
Referendo popular
 Muito mais honesto e objetivo, no caso da reforma política, seria a utilização do referendo popular. De novo, o ministro Ayres Britto usa de seus já conhecidos aforismos para jogar luz sobre a discussão. “O referendo é como um cheque preenchido quanto ao valor, destinatário, data da emissão, só precisando do povo para o endosso do cheque. Já o plebiscito é um cheque em branco, porque seu resultado não vincula o Congresso Nacional. É improvável que isso aconteça, mas o Congresso não é obrigado, juridicamente, a votar o que o povo já decidiu em plebiscito”, diz o ministro.
 O ministro Carlos Velloso, também aposentado do STF, reforça que o plebiscito sobre reforma política é “juridicamente viável, mas inviável na prática”. Para ele, questões como as da reforma política devem ser postas a estudiosos antes de serem submetidas à consulta popular. Por isso, também considera que o referendo seria a melhor forma de participação popular nessas decisões.
 De acordo com o advogado eleitoral Rodrigo Lago, o referendo seria algo mais honesto com o eleitor porque ele saberá exatamente os termos das propostas sobre as quais está decidindo. “Ele conhece e escolhe com riqueza de detalhes cada consequência dessas novas regras”, afirma. Para o advogado, o referendo é uma alternativa menos gravosa do que a do plebiscito.
 O advogado, contudo, acredita que a consulta popular, por meio de referendo ou plebiscito, no atual momento, é inviável do ponto de vista político. “Não é recomendável que se empreenda tanto esforço político e dinheiro para fazer mudanças de forma açodada, sem a devida maturação do debate, com o risco de termos de conclamar nova reforma daqui um ou dois anos. É mais prudente o Congresso se concentrar em temas cuja necessidade de mudança é pacífica e enfrentá-los pelo processo legislativo comum”, defende Rodrigo Lago.
 Na mesma ata em que o TSE informou o prazo necessário para o plebiscito, a Justiça Eleitoral ressalta que não pode submeter à população uma consulta da qual a “resposta apurada não haverá efeitos no pleito eleitoral subsequente”. Isso porque pode “ser fator de deslegitimação da chamada popular”. Lago reforça que, de fato, essa deve ser uma preocupação, mas não há nada que impeça que as reformas sejam aprovadas depois de outubro. Mas elas só seriam aplicadas nas eleições de 2016.
 O ex-ministro Marcelo Ribeiro também reforça esse ponto. “Não faz sentido movimentar toda a máquina eleitoral para não ter uma resposta em tempo adequado. Não há vedação jurídica para que a consulta seja feita agora e, respeitando o princípio da anualidade, surta efeito apenas nas eleições de 2016. Mas é de se perguntar se a pressa se justifica neste caso, principalmente em relação a temas tão complexos como o modelo político do país”, sustenta Ribeiro.

◆ Enunciado da tarefa: Segundo o trecho do documento, por que o ministro Ayres Britto compara o plebiscito a um cheque em branco?

◆ Dados de origem:
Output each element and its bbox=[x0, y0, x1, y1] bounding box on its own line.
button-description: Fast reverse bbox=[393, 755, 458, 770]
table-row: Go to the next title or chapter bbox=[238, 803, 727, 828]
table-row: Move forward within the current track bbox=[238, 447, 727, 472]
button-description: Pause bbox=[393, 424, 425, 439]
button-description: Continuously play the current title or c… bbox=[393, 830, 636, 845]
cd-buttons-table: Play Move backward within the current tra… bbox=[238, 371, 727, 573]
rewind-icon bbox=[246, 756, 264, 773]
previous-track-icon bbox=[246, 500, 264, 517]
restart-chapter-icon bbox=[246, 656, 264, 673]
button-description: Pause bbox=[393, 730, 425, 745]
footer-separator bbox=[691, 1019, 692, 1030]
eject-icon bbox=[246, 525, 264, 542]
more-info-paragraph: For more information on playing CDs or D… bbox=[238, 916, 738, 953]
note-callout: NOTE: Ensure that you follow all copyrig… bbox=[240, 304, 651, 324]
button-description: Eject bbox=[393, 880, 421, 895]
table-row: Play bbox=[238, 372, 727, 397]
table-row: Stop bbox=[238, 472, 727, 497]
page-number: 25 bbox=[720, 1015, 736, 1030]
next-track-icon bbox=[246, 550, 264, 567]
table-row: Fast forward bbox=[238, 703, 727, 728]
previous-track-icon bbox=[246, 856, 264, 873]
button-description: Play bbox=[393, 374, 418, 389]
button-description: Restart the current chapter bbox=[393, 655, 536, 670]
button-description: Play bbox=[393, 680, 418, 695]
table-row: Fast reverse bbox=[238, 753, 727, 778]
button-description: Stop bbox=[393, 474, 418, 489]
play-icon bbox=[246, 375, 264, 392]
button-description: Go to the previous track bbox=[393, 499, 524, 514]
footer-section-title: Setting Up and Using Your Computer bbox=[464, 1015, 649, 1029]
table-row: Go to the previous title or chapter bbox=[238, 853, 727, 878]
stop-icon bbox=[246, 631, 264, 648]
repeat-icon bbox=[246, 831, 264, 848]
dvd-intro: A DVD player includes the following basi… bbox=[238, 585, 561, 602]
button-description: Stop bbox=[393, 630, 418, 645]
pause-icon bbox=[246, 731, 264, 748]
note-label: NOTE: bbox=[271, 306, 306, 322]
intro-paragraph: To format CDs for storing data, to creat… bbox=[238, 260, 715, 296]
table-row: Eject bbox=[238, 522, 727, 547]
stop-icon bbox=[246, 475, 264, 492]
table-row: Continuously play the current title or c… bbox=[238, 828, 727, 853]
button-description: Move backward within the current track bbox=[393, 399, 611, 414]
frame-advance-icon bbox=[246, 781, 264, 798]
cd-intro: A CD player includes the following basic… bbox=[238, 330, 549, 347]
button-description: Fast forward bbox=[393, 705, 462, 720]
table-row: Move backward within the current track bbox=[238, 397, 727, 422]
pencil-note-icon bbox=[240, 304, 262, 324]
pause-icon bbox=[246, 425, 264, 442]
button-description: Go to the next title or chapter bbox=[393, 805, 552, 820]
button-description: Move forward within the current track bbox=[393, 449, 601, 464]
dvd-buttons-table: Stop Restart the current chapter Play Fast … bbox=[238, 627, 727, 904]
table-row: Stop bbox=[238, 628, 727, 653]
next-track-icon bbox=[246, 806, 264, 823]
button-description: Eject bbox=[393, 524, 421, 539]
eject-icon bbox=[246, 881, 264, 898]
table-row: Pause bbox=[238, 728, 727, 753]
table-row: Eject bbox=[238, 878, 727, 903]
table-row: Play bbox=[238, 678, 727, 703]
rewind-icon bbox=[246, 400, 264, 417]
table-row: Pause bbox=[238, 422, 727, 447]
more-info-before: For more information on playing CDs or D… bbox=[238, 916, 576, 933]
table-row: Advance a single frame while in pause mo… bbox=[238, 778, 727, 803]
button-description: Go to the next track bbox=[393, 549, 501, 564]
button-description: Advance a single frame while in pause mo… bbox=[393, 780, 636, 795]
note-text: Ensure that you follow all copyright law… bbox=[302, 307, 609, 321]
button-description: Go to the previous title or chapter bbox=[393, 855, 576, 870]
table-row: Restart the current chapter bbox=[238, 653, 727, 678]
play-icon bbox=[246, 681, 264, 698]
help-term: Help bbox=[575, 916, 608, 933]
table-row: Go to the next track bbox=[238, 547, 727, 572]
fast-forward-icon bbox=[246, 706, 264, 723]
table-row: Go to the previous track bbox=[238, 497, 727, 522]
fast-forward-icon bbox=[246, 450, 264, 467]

◆ Resposta: Porque o resultado do plebiscito não vincula o Congresso Nacional.